### [Aim of the exercise]
Quote the whole listing verbatim.

### [Supplied material]
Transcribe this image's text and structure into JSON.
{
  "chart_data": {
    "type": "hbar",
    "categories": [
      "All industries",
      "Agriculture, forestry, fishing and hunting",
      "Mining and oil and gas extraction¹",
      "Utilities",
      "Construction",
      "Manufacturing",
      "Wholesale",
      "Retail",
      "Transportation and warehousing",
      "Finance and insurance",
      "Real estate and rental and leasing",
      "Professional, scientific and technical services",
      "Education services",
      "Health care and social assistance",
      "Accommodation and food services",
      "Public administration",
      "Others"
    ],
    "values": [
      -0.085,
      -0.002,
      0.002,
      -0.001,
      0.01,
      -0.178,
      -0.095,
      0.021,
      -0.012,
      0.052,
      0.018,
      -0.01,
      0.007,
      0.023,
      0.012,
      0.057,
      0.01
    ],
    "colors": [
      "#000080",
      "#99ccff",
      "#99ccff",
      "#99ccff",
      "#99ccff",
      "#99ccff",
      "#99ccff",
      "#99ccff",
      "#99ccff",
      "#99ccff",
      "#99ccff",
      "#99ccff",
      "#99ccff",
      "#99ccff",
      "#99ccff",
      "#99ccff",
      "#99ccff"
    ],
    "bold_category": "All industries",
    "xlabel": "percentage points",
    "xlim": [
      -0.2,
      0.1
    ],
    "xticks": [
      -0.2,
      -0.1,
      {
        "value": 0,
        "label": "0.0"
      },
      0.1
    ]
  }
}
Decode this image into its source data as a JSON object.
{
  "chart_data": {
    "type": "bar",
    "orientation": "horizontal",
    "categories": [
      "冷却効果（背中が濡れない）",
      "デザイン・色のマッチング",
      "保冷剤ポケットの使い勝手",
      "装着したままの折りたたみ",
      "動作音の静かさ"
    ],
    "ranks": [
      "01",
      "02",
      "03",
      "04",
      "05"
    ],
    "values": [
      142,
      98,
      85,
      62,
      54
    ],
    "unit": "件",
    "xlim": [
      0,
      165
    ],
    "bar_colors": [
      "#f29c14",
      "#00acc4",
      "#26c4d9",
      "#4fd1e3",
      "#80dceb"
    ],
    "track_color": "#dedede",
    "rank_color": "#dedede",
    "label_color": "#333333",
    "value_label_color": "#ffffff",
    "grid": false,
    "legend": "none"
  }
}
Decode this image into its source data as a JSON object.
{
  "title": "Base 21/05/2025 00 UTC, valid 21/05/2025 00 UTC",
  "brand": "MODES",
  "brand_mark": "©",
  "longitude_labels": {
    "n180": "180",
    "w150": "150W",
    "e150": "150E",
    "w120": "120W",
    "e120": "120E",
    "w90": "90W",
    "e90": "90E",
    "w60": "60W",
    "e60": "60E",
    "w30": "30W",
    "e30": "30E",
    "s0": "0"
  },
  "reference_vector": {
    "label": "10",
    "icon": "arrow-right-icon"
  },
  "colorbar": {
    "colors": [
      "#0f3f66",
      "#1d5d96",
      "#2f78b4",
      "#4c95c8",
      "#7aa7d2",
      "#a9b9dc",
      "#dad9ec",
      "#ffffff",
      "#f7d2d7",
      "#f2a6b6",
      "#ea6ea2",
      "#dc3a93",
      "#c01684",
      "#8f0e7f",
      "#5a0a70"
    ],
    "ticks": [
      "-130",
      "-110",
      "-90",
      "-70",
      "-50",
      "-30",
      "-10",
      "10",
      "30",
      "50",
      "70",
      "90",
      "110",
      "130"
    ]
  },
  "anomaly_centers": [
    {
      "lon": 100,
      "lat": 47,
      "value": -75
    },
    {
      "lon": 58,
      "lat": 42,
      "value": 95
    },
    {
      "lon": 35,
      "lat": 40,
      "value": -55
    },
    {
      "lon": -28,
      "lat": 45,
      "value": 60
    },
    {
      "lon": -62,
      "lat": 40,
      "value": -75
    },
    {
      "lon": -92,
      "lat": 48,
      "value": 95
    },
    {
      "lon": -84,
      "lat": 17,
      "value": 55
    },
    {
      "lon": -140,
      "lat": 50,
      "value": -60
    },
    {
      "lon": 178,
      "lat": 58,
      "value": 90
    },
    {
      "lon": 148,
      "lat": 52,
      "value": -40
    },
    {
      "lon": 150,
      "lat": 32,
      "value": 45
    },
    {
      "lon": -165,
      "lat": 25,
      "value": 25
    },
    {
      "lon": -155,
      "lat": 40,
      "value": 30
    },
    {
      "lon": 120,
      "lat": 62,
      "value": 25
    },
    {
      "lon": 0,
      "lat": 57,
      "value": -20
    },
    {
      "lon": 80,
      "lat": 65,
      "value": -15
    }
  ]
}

### [The response]
Transcribe this image's text and structure into JSON.
{
  "chart_data": {
    "type": "hbar",
    "categories": [
      "All industries",
      "Agriculture, forestry, fishing and hunting",
      "Mining and oil and gas extraction¹",
      "Utilities",
      "Construction",
      "Manufacturing",
      "Wholesale",
      "Retail",
      "Transportation and warehousing",
      "Finance and insurance",
      "Real estate and rental and leasing",
      "Professional, scientific and technical services",
      "Education services",
      "Health care and social assistance",
      "Accommodation and food services",
      "Public administration",
      "Others"
    ],
    "values": [
      -0.085,
      -0.002,
      0.002,
      -0.001,
      0.01,
      -0.178,
      -0.095,
      0.021,
      -0.012,
      0.052,
      0.018,
      -0.01,
      0.007,
      0.023,
      0.012,
      0.057,
      0.01
    ],
    "colors": [
      "#000080",
      "#99ccff",
      "#99ccff",
      "#99ccff",
      "#99ccff",
      "#99ccff",
      "#99ccff",
      "#99ccff",
      "#99ccff",
      "#99ccff",
      "#99ccff",
      "#99ccff",
      "#99ccff",
      "#99ccff",
      "#99ccff",
      "#99ccff",
      "#99ccff"
    ],
    "bold_category": "All industries",
    "xlabel": "percentage points",
    "xlim": [
      -0.2,
      0.1
    ],
    "xticks": [
      -0.2,
      -0.1,
      {
        "value": 0,
        "label": "0.0"
      },
      0.1
    ]
  }
}
Decode this image into its source data as a JSON object.
{
  "chart_data": {
    "type": "bar",
    "orientation": "horizontal",
    "categories": [
      "冷却効果（背中が濡れない）",
      "デザイン・色のマッチング",
      "保冷剤ポケットの使い勝手",
      "装着したままの折りたたみ",
      "動作音の静かさ"
    ],
    "ranks": [
      "01",
      "02",
      "03",
      "04",
      "05"
    ],
    "values": [
      142,
      98,
      85,
      62,
      54
    ],
    "unit": "件",
    "xlim": [
      0,
      165
    ],
    "bar_colors": [
      "#f29c14",
      "#00acc4",
      "#26c4d9",
      "#4fd1e3",
      "#80dceb"
    ],
    "track_color": "#dedede",
    "rank_color": "#dedede",
    "label_color": "#333333",
    "value_label_color": "#ffffff",
    "grid": false,
    "legend": "none"
  }
}
Decode this image into its source data as a JSON object.
{
  "title": "Base 21/05/2025 00 UTC, valid 21/05/2025 00 UTC",
  "brand": "MODES",
  "brand_mark": "©",
  "longitude_labels": {
    "n180": "180",
    "w150": "150W",
    "e150": "150E",
    "w120": "120W",
    "e120": "120E",
    "w90": "90W",
    "e90": "90E",
    "w60": "60W",
    "e60": "60E",
    "w30": "30W",
    "e30": "30E",
    "s0": "0"
  },
  "reference_vector": {
    "label": "10",
    "icon": "arrow-right-icon"
  },
  "colorbar": {
    "colors": [
      "#0f3f66",
      "#1d5d96",
      "#2f78b4",
      "#4c95c8",
      "#7aa7d2",
      "#a9b9dc",
      "#dad9ec",
      "#ffffff",
      "#f7d2d7",
      "#f2a6b6",
      "#ea6ea2",
      "#dc3a93",
      "#c01684",
      "#8f0e7f",
      "#5a0a70"
    ],
    "ticks": [
      "-130",
      "-110",
      "-90",
      "-70",
      "-50",
      "-30",
      "-10",
      "10",
      "30",
      "50",
      "70",
      "90",
      "110",
      "130"
    ]
  },
  "anomaly_centers": [
    {
      "lon": 100,
      "lat": 47,
      "value": -75
    },
    {
      "lon": 58,
      "lat": 42,
      "value": 95
    },
    {
      "lon": 35,
      "lat": 40,
      "value": -55
    },
    {
      "lon": -28,
      "lat": 45,
      "value": 60
    },
    {
      "lon": -62,
      "lat": 40,
      "value": -75
    },
    {
      "lon": -92,
      "lat": 48,
      "value": 95
    },
    {
      "lon": -84,
      "lat": 17,
      "value": 55
    },
    {
      "lon": -140,
      "lat": 50,
      "value": -60
    },
    {
      "lon": 178,
      "lat": 58,
      "value": 90
    },
    {
      "lon": 148,
      "lat": 52,
      "value": -40
    },
    {
      "lon": 150,
      "lat": 32,
      "value": 45
    },
    {
      "lon": -165,
      "lat": 25,
      "value": 25
    },
    {
      "lon": -155,
      "lat": 40,
      "value": 30
    },
    {
      "lon": 120,
      "lat": 62,
      "value": 25
    },
    {
      "lon": 0,
      "lat": 57,
      "value": -20
    },
    {
      "lon": 80,
      "lat": 65,
      "value": -15
    }
  ]
}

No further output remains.